#### Records supplied
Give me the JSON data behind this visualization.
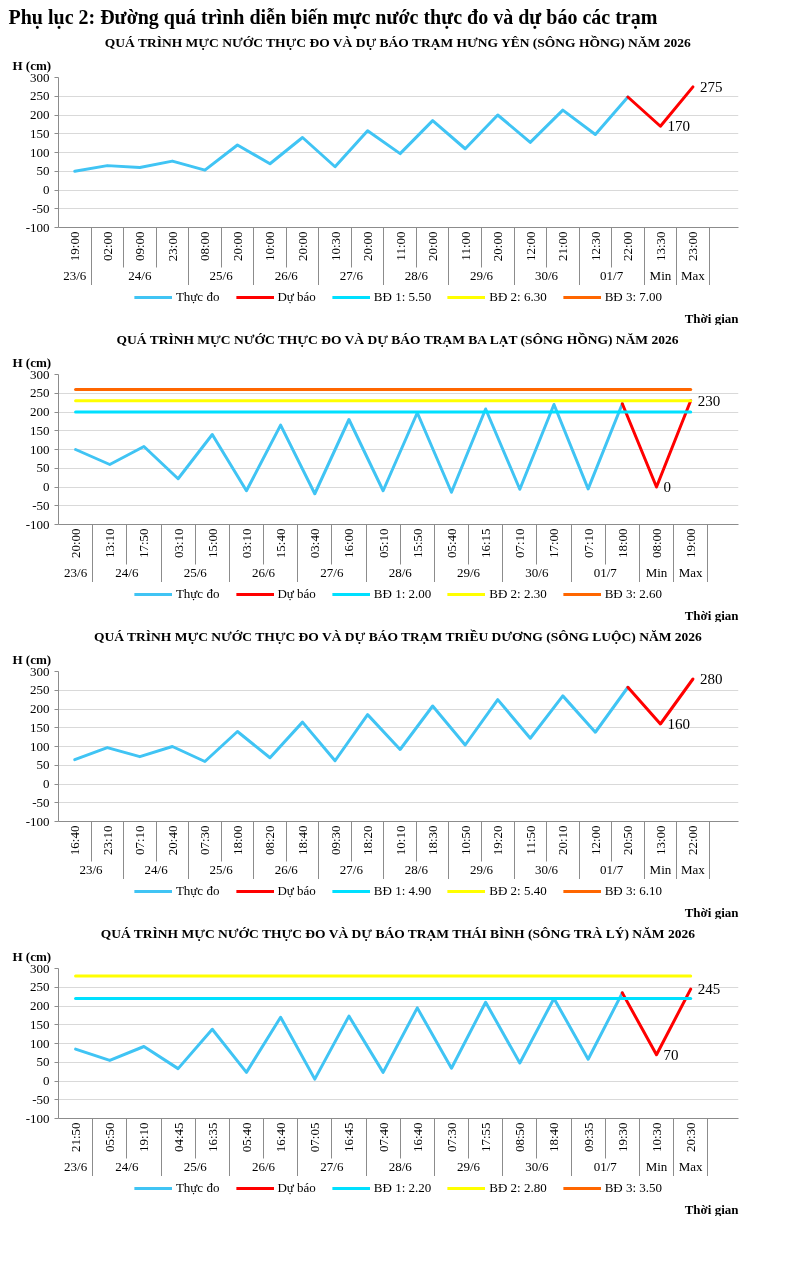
{
  "chart_data": [
    {
      "type": "line",
      "annotations": [
        "Phụ lục 2: Đường quá trình diễn biến mực nước thực đo và dự báo các trạm"
      ],
      "title": "QUÁ TRÌNH MỰC NƯỚC THỰC ĐO VÀ DỰ BÁO TRẠM HƯNG YÊN (SÔNG HỒNG) NĂM 2026",
      "ylabel": "H (cm)",
      "xlabel": "Thời gian",
      "grid": "y",
      "legend": "bottom",
      "ylim": [
        -100,
        300
      ],
      "yticks": [
        -100,
        -50,
        0,
        50,
        100,
        150,
        200,
        250,
        300
      ],
      "categories": [
        [
          "23/6",
          "19:00"
        ],
        [
          "24/6",
          "02:00"
        ],
        [
          null,
          "09:00"
        ],
        [
          null,
          "23:00"
        ],
        [
          "25/6",
          "08:00"
        ],
        [
          null,
          "20:00"
        ],
        [
          "26/6",
          "10:00"
        ],
        [
          null,
          "20:00"
        ],
        [
          "27/6",
          "10:30"
        ],
        [
          null,
          "20:00"
        ],
        [
          "28/6",
          "11:00"
        ],
        [
          null,
          "20:00"
        ],
        [
          "29/6",
          "11:00"
        ],
        [
          null,
          "20:00"
        ],
        [
          "30/6",
          "12:00"
        ],
        [
          null,
          "21:00"
        ],
        [
          "01/7",
          "12:30"
        ],
        [
          null,
          "22:00"
        ],
        [
          "Min",
          "13:30"
        ],
        [
          "Max",
          "23:00"
        ]
      ],
      "series": [
        {
          "name": "Thực đo",
          "color": "#40c4f4",
          "values": [
            50,
            65,
            60,
            77,
            53,
            120,
            70,
            140,
            62,
            158,
            97,
            185,
            110,
            200,
            127,
            213,
            148,
            248,
            null,
            null
          ]
        },
        {
          "name": "Dự báo",
          "color": "#ff0000",
          "values": [
            null,
            null,
            null,
            null,
            null,
            null,
            null,
            null,
            null,
            null,
            null,
            null,
            null,
            null,
            null,
            null,
            null,
            248,
            170,
            275
          ],
          "value_labels": [
            null,
            null,
            null,
            null,
            null,
            null,
            null,
            null,
            null,
            null,
            null,
            null,
            null,
            null,
            null,
            null,
            null,
            null,
            "170",
            "275"
          ]
        },
        {
          "name": "BĐ 1: 5.50",
          "color": "#00e0ff",
          "values": [
            null,
            null,
            null,
            null,
            null,
            null,
            null,
            null,
            null,
            null,
            null,
            null,
            null,
            null,
            null,
            null,
            null,
            null,
            null,
            null
          ]
        },
        {
          "name": "BĐ 2: 6.30",
          "color": "#ffff00",
          "values": [
            null,
            null,
            null,
            null,
            null,
            null,
            null,
            null,
            null,
            null,
            null,
            null,
            null,
            null,
            null,
            null,
            null,
            null,
            null,
            null
          ]
        },
        {
          "name": "BĐ 3: 7.00",
          "color": "#ff6600",
          "values": [
            null,
            null,
            null,
            null,
            null,
            null,
            null,
            null,
            null,
            null,
            null,
            null,
            null,
            null,
            null,
            null,
            null,
            null,
            null,
            null
          ]
        }
      ]
    },
    {
      "type": "line",
      "title": "QUÁ TRÌNH MỰC NƯỚC THỰC ĐO VÀ DỰ BÁO TRẠM BA LẠT (SÔNG HỒNG) NĂM 2026",
      "ylabel": "H (cm)",
      "xlabel": "Thời gian",
      "grid": "y",
      "legend": "bottom",
      "ylim": [
        -100,
        300
      ],
      "yticks": [
        -100,
        -50,
        0,
        50,
        100,
        150,
        200,
        250,
        300
      ],
      "categories": [
        [
          "23/6",
          "20:00"
        ],
        [
          "24/6",
          "13:10"
        ],
        [
          null,
          "17:50"
        ],
        [
          "25/6",
          "03:10"
        ],
        [
          null,
          "15:00"
        ],
        [
          "26/6",
          "03:10"
        ],
        [
          null,
          "15:40"
        ],
        [
          "27/6",
          "03:40"
        ],
        [
          null,
          "16:00"
        ],
        [
          "28/6",
          "05:10"
        ],
        [
          null,
          "15:50"
        ],
        [
          "29/6",
          "05:40"
        ],
        [
          null,
          "16:15"
        ],
        [
          "30/6",
          "07:10"
        ],
        [
          null,
          "17:00"
        ],
        [
          "01/7",
          "07:10"
        ],
        [
          null,
          "18:00"
        ],
        [
          "Min",
          "08:00"
        ],
        [
          "Max",
          "19:00"
        ]
      ],
      "series": [
        {
          "name": "Thực đo",
          "color": "#40c4f4",
          "values": [
            100,
            60,
            108,
            22,
            140,
            -10,
            165,
            -18,
            180,
            -10,
            198,
            -14,
            208,
            -6,
            220,
            -5,
            222,
            null,
            null
          ]
        },
        {
          "name": "Dự báo",
          "color": "#ff0000",
          "values": [
            null,
            null,
            null,
            null,
            null,
            null,
            null,
            null,
            null,
            null,
            null,
            null,
            null,
            null,
            null,
            null,
            222,
            0,
            230
          ],
          "value_labels": [
            null,
            null,
            null,
            null,
            null,
            null,
            null,
            null,
            null,
            null,
            null,
            null,
            null,
            null,
            null,
            null,
            null,
            "0",
            "230"
          ]
        },
        {
          "name": "BĐ 1: 2.00",
          "color": "#00e0ff",
          "values": [
            200,
            200,
            200,
            200,
            200,
            200,
            200,
            200,
            200,
            200,
            200,
            200,
            200,
            200,
            200,
            200,
            200,
            200,
            200
          ]
        },
        {
          "name": "BĐ 2: 2.30",
          "color": "#ffff00",
          "values": [
            230,
            230,
            230,
            230,
            230,
            230,
            230,
            230,
            230,
            230,
            230,
            230,
            230,
            230,
            230,
            230,
            230,
            230,
            230
          ]
        },
        {
          "name": "BĐ 3: 2.60",
          "color": "#ff6600",
          "values": [
            260,
            260,
            260,
            260,
            260,
            260,
            260,
            260,
            260,
            260,
            260,
            260,
            260,
            260,
            260,
            260,
            260,
            260,
            260
          ]
        }
      ]
    },
    {
      "type": "line",
      "title": "QUÁ TRÌNH MỰC NƯỚC THỰC ĐO VÀ DỰ BÁO TRẠM TRIỀU DƯƠNG (SÔNG LUỘC) NĂM 2026",
      "ylabel": "H (cm)",
      "xlabel": "Thời gian",
      "grid": "y",
      "legend": "bottom",
      "ylim": [
        -100,
        300
      ],
      "yticks": [
        -100,
        -50,
        0,
        50,
        100,
        150,
        200,
        250,
        300
      ],
      "categories": [
        [
          "23/6",
          "16:40"
        ],
        [
          null,
          "23:10"
        ],
        [
          "24/6",
          "07:10"
        ],
        [
          null,
          "20:40"
        ],
        [
          "25/6",
          "07:30"
        ],
        [
          null,
          "18:00"
        ],
        [
          "26/6",
          "08:20"
        ],
        [
          null,
          "18:40"
        ],
        [
          "27/6",
          "09:30"
        ],
        [
          null,
          "18:20"
        ],
        [
          "28/6",
          "10:10"
        ],
        [
          null,
          "18:30"
        ],
        [
          "29/6",
          "10:50"
        ],
        [
          null,
          "19:20"
        ],
        [
          "30/6",
          "11:50"
        ],
        [
          null,
          "20:10"
        ],
        [
          "01/7",
          "12:00"
        ],
        [
          null,
          "20:50"
        ],
        [
          "Min",
          "13:00"
        ],
        [
          "Max",
          "22:00"
        ]
      ],
      "series": [
        {
          "name": "Thực đo",
          "color": "#40c4f4",
          "values": [
            65,
            97,
            73,
            100,
            60,
            140,
            70,
            165,
            62,
            185,
            92,
            208,
            104,
            225,
            122,
            235,
            138,
            258,
            null,
            null
          ]
        },
        {
          "name": "Dự báo",
          "color": "#ff0000",
          "values": [
            null,
            null,
            null,
            null,
            null,
            null,
            null,
            null,
            null,
            null,
            null,
            null,
            null,
            null,
            null,
            null,
            null,
            258,
            160,
            280
          ],
          "value_labels": [
            null,
            null,
            null,
            null,
            null,
            null,
            null,
            null,
            null,
            null,
            null,
            null,
            null,
            null,
            null,
            null,
            null,
            null,
            "160",
            "280"
          ]
        },
        {
          "name": "BĐ 1: 4.90",
          "color": "#00e0ff",
          "values": [
            null,
            null,
            null,
            null,
            null,
            null,
            null,
            null,
            null,
            null,
            null,
            null,
            null,
            null,
            null,
            null,
            null,
            null,
            null,
            null
          ]
        },
        {
          "name": "BĐ 2: 5.40",
          "color": "#ffff00",
          "values": [
            null,
            null,
            null,
            null,
            null,
            null,
            null,
            null,
            null,
            null,
            null,
            null,
            null,
            null,
            null,
            null,
            null,
            null,
            null,
            null
          ]
        },
        {
          "name": "BĐ 3: 6.10",
          "color": "#ff6600",
          "values": [
            null,
            null,
            null,
            null,
            null,
            null,
            null,
            null,
            null,
            null,
            null,
            null,
            null,
            null,
            null,
            null,
            null,
            null,
            null,
            null
          ]
        }
      ]
    },
    {
      "type": "line",
      "title": "QUÁ TRÌNH MỰC NƯỚC THỰC ĐO VÀ DỰ BÁO TRẠM THÁI BÌNH (SÔNG TRÀ LÝ) NĂM 2026",
      "ylabel": "H (cm)",
      "xlabel": "Thời gian",
      "grid": "y",
      "legend": "bottom",
      "ylim": [
        -100,
        300
      ],
      "yticks": [
        -100,
        -50,
        0,
        50,
        100,
        150,
        200,
        250,
        300
      ],
      "categories": [
        [
          "23/6",
          "21:50"
        ],
        [
          "24/6",
          "05:50"
        ],
        [
          null,
          "19:10"
        ],
        [
          "25/6",
          "04:45"
        ],
        [
          null,
          "16:35"
        ],
        [
          "26/6",
          "05:40"
        ],
        [
          null,
          "16:40"
        ],
        [
          "27/6",
          "07:05"
        ],
        [
          null,
          "16:45"
        ],
        [
          "28/6",
          "07:40"
        ],
        [
          null,
          "16:40"
        ],
        [
          "29/6",
          "07:30"
        ],
        [
          null,
          "17:55"
        ],
        [
          "30/6",
          "08:50"
        ],
        [
          null,
          "18:40"
        ],
        [
          "01/7",
          "09:35"
        ],
        [
          null,
          "19:30"
        ],
        [
          "Min",
          "10:30"
        ],
        [
          "Max",
          "20:30"
        ]
      ],
      "series": [
        {
          "name": "Thực đo",
          "color": "#40c4f4",
          "values": [
            85,
            55,
            92,
            33,
            138,
            23,
            170,
            5,
            173,
            23,
            195,
            34,
            210,
            48,
            220,
            58,
            235,
            null,
            null
          ]
        },
        {
          "name": "Dự báo",
          "color": "#ff0000",
          "values": [
            null,
            null,
            null,
            null,
            null,
            null,
            null,
            null,
            null,
            null,
            null,
            null,
            null,
            null,
            null,
            null,
            235,
            70,
            245
          ],
          "value_labels": [
            null,
            null,
            null,
            null,
            null,
            null,
            null,
            null,
            null,
            null,
            null,
            null,
            null,
            null,
            null,
            null,
            null,
            "70",
            "245"
          ]
        },
        {
          "name": "BĐ 1: 2.20",
          "color": "#00e0ff",
          "values": [
            220,
            220,
            220,
            220,
            220,
            220,
            220,
            220,
            220,
            220,
            220,
            220,
            220,
            220,
            220,
            220,
            220,
            220,
            220
          ]
        },
        {
          "name": "BĐ 2: 2.80",
          "color": "#ffff00",
          "values": [
            280,
            280,
            280,
            280,
            280,
            280,
            280,
            280,
            280,
            280,
            280,
            280,
            280,
            280,
            280,
            280,
            280,
            280,
            280
          ]
        },
        {
          "name": "BĐ 3: 3.50",
          "color": "#ff6600",
          "values": [
            null,
            null,
            null,
            null,
            null,
            null,
            null,
            null,
            null,
            null,
            null,
            null,
            null,
            null,
            null,
            null,
            null,
            null,
            null
          ]
        }
      ]
    }
  ]
}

#### Problem details
Identify the lines that contain the string "SÔNG", and copy every one of them.

#### Answer for this exercise
      "title": "QUÁ TRÌNH MỰC NƯỚC THỰC ĐO VÀ DỰ BÁO TRẠM HƯNG YÊN (SÔNG HỒNG) NĂM 2026",
      "title": "QUÁ TRÌNH MỰC NƯỚC THỰC ĐO VÀ DỰ BÁO TRẠM BA LẠT (SÔNG HỒNG) NĂM 2026",
      "title": "QUÁ TRÌNH MỰC NƯỚC THỰC ĐO VÀ DỰ BÁO TRẠM TRIỀU DƯƠNG (SÔNG LUỘC) NĂM 2026",
      "title": "QUÁ TRÌNH MỰC NƯỚC THỰC ĐO VÀ DỰ BÁO TRẠM THÁI BÌNH (SÔNG TRÀ LÝ) NĂM 2026",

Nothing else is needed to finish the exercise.